DIRECTIONS
Repeat each entry as written and leave the images out of the copy.

Dataset entries:
○ ○ ○ ○ ○ ○ ○
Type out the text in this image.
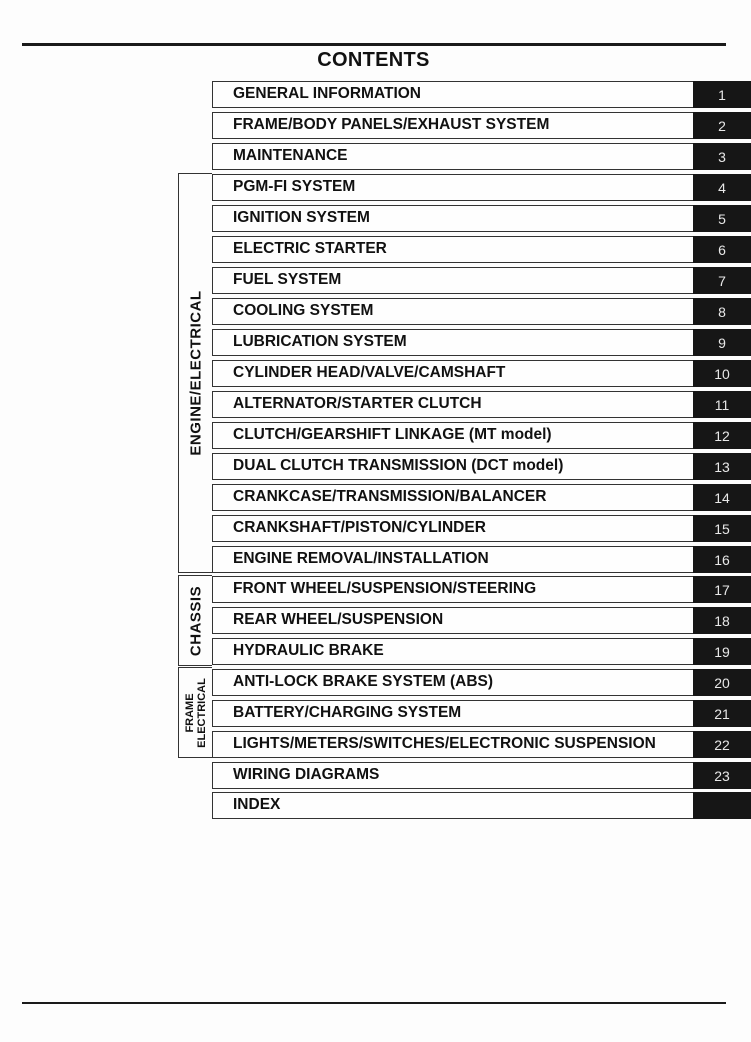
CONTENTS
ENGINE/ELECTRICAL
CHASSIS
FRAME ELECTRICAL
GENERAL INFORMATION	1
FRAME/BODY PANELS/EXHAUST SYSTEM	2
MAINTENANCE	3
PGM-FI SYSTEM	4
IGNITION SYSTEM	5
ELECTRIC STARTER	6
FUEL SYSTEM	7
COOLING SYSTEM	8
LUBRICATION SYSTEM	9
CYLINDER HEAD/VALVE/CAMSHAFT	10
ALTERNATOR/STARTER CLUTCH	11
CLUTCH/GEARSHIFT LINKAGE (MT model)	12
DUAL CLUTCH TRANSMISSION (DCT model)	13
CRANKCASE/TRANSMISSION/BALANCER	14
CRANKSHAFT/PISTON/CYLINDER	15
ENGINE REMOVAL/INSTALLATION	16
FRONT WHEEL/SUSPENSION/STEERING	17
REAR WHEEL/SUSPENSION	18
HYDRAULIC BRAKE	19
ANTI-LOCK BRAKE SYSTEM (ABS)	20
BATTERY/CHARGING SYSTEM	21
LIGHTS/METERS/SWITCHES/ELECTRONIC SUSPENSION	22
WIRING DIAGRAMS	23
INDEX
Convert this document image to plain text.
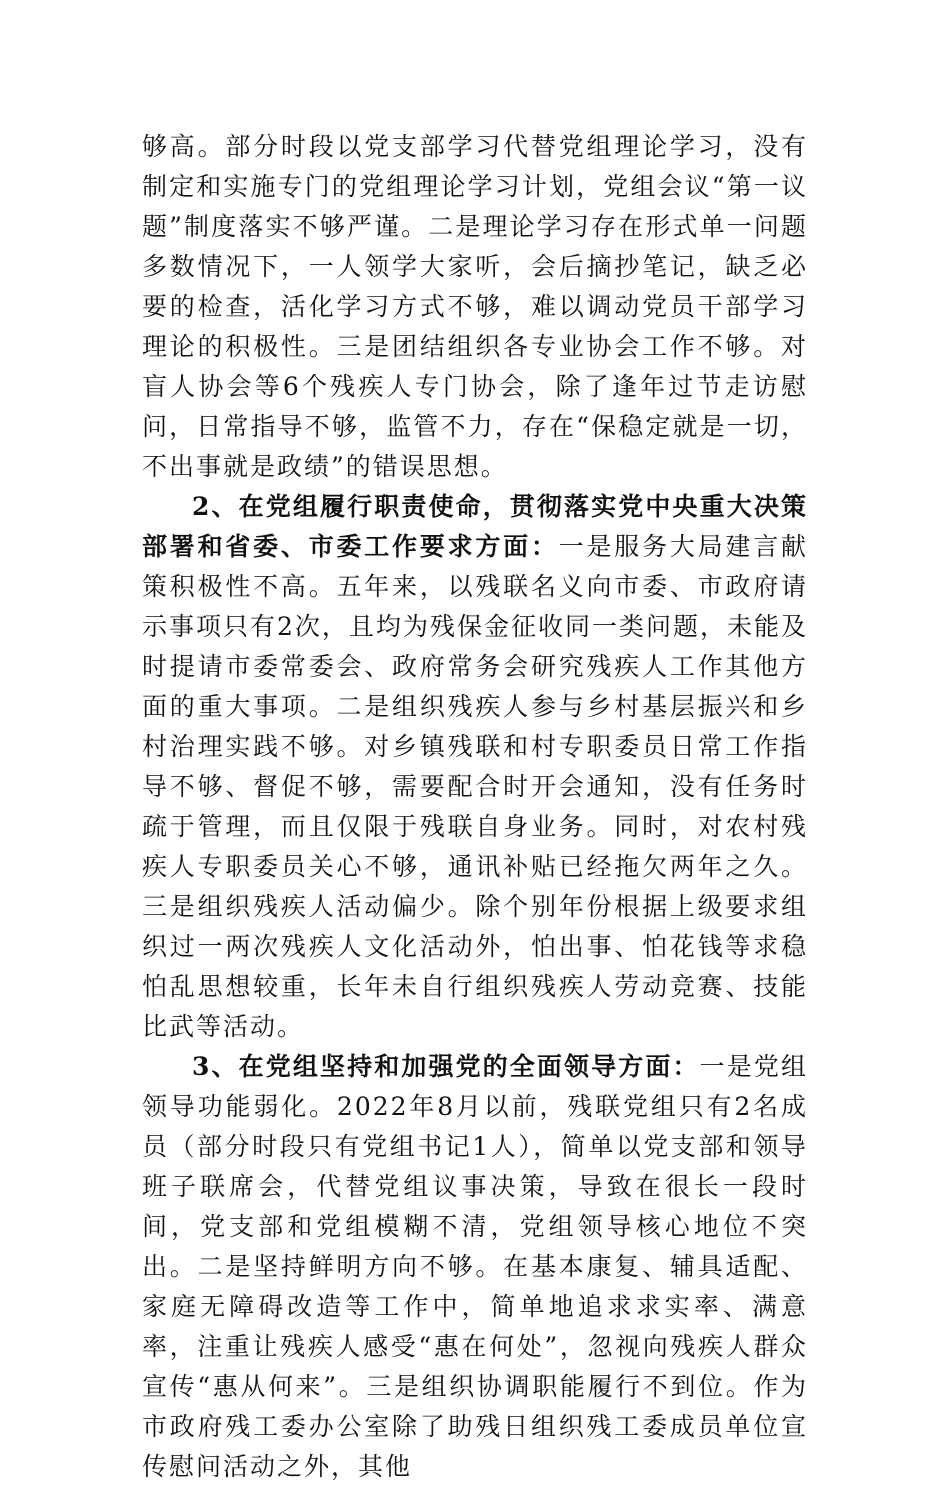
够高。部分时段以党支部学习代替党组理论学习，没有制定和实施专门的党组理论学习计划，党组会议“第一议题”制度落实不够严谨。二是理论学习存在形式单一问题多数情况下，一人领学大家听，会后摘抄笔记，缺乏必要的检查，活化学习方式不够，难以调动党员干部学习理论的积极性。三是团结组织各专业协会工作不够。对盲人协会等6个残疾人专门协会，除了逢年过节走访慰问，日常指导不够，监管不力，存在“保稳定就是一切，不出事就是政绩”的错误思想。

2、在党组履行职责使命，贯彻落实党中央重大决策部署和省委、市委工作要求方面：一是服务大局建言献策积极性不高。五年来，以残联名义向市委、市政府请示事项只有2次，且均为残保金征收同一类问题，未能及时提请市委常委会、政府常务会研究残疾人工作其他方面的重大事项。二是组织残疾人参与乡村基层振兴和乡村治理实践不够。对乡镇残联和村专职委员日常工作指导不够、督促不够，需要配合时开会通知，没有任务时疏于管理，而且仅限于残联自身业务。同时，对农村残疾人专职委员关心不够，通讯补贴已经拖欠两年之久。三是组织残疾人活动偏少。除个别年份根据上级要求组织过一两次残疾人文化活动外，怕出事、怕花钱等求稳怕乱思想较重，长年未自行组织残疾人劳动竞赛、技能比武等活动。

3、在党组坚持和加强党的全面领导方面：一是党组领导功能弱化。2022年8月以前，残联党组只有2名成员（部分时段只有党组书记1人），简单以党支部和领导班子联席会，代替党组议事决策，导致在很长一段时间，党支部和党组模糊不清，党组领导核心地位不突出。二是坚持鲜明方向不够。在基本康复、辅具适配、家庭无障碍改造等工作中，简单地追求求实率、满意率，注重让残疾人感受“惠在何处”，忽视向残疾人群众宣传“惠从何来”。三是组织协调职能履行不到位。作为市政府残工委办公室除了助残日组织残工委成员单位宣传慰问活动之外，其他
○ ○ ○ ○ ○ ○ ○
EXERCISE OUTPUT
Type out the text in this image.
CONTENTS
ENGINE/ELECTRICAL
CHASSIS
FRAME ELECTRICAL
GENERAL INFORMATION	1
FRAME/BODY PANELS/EXHAUST SYSTEM	2
MAINTENANCE	3
PGM-FI SYSTEM	4
IGNITION SYSTEM	5
ELECTRIC STARTER	6
FUEL SYSTEM	7
COOLING SYSTEM	8
LUBRICATION SYSTEM	9
CYLINDER HEAD/VALVE/CAMSHAFT	10
ALTERNATOR/STARTER CLUTCH	11
CLUTCH/GEARSHIFT LINKAGE (MT model)	12
DUAL CLUTCH TRANSMISSION (DCT model)	13
CRANKCASE/TRANSMISSION/BALANCER	14
CRANKSHAFT/PISTON/CYLINDER	15
ENGINE REMOVAL/INSTALLATION	16
FRONT WHEEL/SUSPENSION/STEERING	17
REAR WHEEL/SUSPENSION	18
HYDRAULIC BRAKE	19
ANTI-LOCK BRAKE SYSTEM (ABS)	20
BATTERY/CHARGING SYSTEM	21
LIGHTS/METERS/SWITCHES/ELECTRONIC SUSPENSION	22
WIRING DIAGRAMS	23
INDEX
Convert this document image to plain text.
够高。部分时段以党支部学习代替党组理论学习，没有制定和实施专门的党组理论学习计划，党组会议“第一议题”制度落实不够严谨。二是理论学习存在形式单一问题多数情况下，一人领学大家听，会后摘抄笔记，缺乏必要的检查，活化学习方式不够，难以调动党员干部学习理论的积极性。三是团结组织各专业协会工作不够。对盲人协会等6个残疾人专门协会，除了逢年过节走访慰问，日常指导不够，监管不力，存在“保稳定就是一切，不出事就是政绩”的错误思想。

2、在党组履行职责使命，贯彻落实党中央重大决策部署和省委、市委工作要求方面：一是服务大局建言献策积极性不高。五年来，以残联名义向市委、市政府请示事项只有2次，且均为残保金征收同一类问题，未能及时提请市委常委会、政府常务会研究残疾人工作其他方面的重大事项。二是组织残疾人参与乡村基层振兴和乡村治理实践不够。对乡镇残联和村专职委员日常工作指导不够、督促不够，需要配合时开会通知，没有任务时疏于管理，而且仅限于残联自身业务。同时，对农村残疾人专职委员关心不够，通讯补贴已经拖欠两年之久。三是组织残疾人活动偏少。除个别年份根据上级要求组织过一两次残疾人文化活动外，怕出事、怕花钱等求稳怕乱思想较重，长年未自行组织残疾人劳动竞赛、技能比武等活动。

3、在党组坚持和加强党的全面领导方面：一是党组领导功能弱化。2022年8月以前，残联党组只有2名成员（部分时段只有党组书记1人），简单以党支部和领导班子联席会，代替党组议事决策，导致在很长一段时间，党支部和党组模糊不清，党组领导核心地位不突出。二是坚持鲜明方向不够。在基本康复、辅具适配、家庭无障碍改造等工作中，简单地追求求实率、满意率，注重让残疾人感受“惠在何处”，忽视向残疾人群众宣传“惠从何来”。三是组织协调职能履行不到位。作为市政府残工委办公室除了助残日组织残工委成员单位宣传慰问活动之外，其他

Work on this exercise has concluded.